- [RECORDS FOR PROCESSING]
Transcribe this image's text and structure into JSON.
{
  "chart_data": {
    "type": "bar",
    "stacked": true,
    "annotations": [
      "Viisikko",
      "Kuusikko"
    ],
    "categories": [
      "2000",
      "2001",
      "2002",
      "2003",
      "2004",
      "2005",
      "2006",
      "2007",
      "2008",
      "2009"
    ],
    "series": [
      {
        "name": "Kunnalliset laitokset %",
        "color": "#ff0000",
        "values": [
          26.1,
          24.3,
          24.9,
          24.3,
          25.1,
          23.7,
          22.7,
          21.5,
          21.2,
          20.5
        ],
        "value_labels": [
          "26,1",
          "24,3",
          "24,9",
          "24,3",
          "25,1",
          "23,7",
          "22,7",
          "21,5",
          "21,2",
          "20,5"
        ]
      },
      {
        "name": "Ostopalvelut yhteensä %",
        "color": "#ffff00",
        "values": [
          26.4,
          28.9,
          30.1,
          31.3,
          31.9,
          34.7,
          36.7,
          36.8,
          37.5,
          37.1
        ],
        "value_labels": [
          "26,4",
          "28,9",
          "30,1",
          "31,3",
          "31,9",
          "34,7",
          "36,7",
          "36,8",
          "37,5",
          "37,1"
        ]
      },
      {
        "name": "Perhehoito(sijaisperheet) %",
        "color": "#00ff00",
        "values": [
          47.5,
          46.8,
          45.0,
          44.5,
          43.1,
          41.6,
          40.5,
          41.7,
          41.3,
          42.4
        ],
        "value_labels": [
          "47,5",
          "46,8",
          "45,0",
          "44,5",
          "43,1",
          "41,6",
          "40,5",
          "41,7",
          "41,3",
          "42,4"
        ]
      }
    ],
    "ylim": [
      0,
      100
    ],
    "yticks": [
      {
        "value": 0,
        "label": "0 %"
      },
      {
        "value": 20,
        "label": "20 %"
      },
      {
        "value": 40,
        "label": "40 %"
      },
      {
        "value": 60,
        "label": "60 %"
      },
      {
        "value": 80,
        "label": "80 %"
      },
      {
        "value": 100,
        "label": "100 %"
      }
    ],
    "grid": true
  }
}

...

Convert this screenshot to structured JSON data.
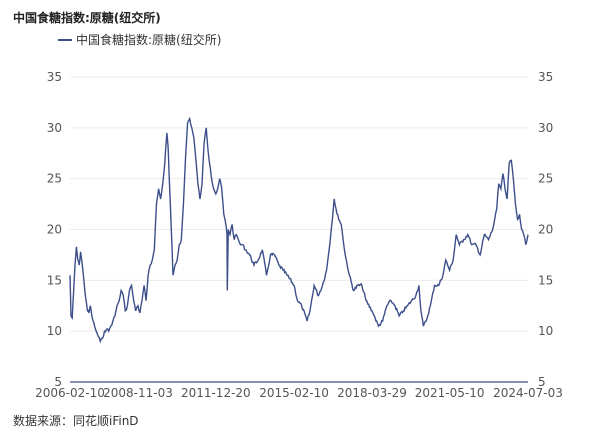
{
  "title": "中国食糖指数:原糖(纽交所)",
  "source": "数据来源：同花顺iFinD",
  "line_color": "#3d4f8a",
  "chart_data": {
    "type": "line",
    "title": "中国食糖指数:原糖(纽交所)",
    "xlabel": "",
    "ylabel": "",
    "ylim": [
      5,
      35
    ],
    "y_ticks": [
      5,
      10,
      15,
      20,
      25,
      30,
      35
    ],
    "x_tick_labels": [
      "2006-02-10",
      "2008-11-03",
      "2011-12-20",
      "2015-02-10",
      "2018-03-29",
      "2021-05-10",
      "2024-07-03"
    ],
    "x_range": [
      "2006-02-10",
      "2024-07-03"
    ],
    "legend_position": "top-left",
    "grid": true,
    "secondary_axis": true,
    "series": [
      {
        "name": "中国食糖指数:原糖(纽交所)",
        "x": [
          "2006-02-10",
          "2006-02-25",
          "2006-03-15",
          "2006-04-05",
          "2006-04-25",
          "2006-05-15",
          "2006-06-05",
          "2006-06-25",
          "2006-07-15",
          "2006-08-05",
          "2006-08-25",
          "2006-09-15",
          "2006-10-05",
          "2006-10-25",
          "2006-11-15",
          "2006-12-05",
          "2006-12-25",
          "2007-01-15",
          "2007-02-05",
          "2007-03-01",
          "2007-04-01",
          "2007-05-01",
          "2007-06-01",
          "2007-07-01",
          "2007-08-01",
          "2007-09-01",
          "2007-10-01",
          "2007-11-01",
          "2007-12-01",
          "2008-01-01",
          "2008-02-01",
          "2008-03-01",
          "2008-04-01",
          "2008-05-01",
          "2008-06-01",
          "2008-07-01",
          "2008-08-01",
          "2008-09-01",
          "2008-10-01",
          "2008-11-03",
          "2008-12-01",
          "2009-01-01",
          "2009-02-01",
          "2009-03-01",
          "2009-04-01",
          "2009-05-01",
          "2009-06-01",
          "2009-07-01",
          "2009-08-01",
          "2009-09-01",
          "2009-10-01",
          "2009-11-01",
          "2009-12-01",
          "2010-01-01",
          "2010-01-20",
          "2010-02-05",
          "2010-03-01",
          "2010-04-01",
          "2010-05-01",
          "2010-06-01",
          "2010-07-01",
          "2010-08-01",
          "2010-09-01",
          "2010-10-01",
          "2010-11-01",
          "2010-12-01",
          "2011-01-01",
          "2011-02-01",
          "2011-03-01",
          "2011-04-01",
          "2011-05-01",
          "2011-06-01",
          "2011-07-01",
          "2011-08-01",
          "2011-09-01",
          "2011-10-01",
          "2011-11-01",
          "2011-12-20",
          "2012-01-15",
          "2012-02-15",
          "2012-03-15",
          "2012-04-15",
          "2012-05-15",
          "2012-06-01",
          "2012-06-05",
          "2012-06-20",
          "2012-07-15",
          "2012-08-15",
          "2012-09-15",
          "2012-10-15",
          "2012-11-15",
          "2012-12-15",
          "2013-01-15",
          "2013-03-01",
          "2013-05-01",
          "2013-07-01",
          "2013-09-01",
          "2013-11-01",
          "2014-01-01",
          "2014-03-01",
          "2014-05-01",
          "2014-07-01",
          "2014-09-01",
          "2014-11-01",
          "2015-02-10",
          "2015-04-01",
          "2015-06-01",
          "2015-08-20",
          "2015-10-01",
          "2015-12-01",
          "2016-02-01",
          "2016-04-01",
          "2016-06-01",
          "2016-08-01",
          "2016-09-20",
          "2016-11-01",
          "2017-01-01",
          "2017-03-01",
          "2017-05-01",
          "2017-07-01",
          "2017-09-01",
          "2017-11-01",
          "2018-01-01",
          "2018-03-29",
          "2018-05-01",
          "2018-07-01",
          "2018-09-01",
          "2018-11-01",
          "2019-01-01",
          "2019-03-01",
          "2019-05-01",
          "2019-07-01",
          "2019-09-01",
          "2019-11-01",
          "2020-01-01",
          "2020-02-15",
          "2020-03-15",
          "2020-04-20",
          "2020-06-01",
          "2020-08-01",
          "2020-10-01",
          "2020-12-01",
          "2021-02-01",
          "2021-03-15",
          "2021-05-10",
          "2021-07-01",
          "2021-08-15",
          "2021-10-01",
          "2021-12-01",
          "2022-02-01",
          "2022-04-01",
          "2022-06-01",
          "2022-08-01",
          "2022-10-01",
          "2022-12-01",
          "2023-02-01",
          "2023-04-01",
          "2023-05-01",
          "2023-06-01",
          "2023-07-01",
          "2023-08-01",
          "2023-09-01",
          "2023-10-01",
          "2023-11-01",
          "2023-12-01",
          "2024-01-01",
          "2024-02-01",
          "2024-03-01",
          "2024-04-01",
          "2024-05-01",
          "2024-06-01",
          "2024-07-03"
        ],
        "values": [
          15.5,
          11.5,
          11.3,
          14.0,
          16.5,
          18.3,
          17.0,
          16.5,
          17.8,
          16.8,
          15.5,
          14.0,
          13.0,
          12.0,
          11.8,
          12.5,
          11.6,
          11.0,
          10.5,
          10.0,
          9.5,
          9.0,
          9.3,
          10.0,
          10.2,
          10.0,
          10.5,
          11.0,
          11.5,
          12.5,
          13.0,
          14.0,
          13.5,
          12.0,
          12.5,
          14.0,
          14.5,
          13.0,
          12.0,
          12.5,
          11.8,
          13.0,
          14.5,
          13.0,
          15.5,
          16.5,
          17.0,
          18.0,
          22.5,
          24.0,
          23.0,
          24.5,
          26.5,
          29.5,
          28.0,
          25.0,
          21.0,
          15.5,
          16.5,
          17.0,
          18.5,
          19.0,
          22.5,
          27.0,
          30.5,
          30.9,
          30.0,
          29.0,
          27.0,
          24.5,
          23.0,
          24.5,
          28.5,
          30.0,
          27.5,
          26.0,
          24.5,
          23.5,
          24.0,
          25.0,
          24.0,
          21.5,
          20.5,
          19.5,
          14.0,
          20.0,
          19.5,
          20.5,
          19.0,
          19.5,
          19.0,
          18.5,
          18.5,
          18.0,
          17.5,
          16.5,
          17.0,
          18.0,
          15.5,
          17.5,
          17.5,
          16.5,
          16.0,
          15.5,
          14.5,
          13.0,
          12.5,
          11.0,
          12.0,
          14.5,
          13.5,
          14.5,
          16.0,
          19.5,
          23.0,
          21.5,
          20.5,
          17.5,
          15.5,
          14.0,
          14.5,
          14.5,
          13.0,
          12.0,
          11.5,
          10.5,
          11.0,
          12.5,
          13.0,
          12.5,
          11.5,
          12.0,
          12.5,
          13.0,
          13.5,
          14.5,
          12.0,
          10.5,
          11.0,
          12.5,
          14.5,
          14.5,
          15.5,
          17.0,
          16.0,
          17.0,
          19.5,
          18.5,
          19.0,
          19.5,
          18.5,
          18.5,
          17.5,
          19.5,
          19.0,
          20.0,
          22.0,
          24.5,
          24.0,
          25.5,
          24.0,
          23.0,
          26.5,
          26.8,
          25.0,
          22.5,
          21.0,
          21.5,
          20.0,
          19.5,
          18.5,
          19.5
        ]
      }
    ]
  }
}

- [WRITTEN INSTRUCTION]
Copy out every line in the entries above that holds "name".

- [THE OUTPUT]
        "name": "Kunnalliset laitokset %",
        "name": "Ostopalvelut yhteensä %",
        "name": "Perhehoito(sijaisperheet) %",
        "name": "中国食糖指数:原糖(纽交所)",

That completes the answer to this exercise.